# [Короткое упражнение]
Как кратко, в виде списка, передать главные мысли абзаца из отрывка о героях и почитании героев, который начинается словами «Молчание велико»?

# [Предложенный текст]
__________________________________________________
Герои, почитание героев и героическое в истории
Шрифт:
5. Что касается меня, то, в дни громкой болтовни, я уважаю еще более молчаливость. Велико было молчание римлян, – да, величайшее из всех, потому что это не было молчанием богов! Даже тривиальность и ограниченность, умеющие держаться спокойно и молчаливо, приобретают относительно приличный вид!
6. Молчание велико: должны были бы быть и великие, молчаливые люди. Хорошо сознавать и понимать, что никакое достоинство, известное или нет, не может умереть. Деятельность неизвестного, хорошего человека подобна водяной силе, которая течет спрятанная под землей и тайно окрашивает зеленью почву. Она течет и течет и соединяется с другими струями; наступит день, когда она забьет видимым, непобедимым ключом.
Литературный талант, есть ли у тебя литературный талант? Не верь этому; не верь! Природа предназначила тебя не для речи и писания, а для работы. Знай: никогда не существовало таланта для настоящей
7. Остроумие! Прежде всего не старайся быть остроумным. Ни одному из нас не предлагается быть остроумным под страхом наказания; но заслуживает самого сурового наказания, если все мы не считаем себя обязанными быть мудрыми и правдивыми.
__________________________________________________
# [Предоставленный материал]

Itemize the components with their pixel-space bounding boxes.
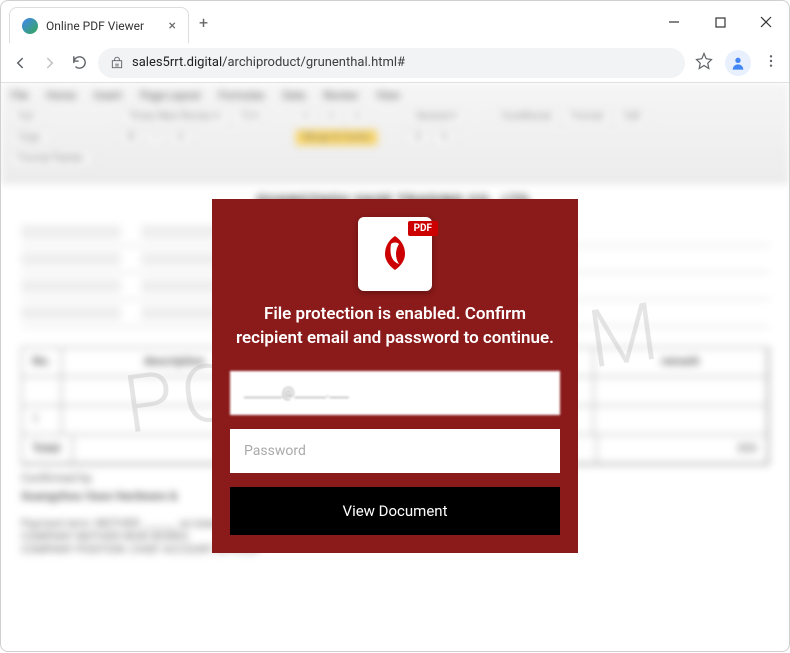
__________________________________________________
# [Ответ к упражнению]
- Молчание велико, и должны были бы быть великие молчаливые люди.
- Никакое достоинство, известное или нет, не может умереть.
- Деятельность неизвестного хорошего человека подобна подземной воде, которая тайно окрашивает почву зеленью.
- Соединяясь с другими струями, она однажды забьет видимым, непобедимым ключом.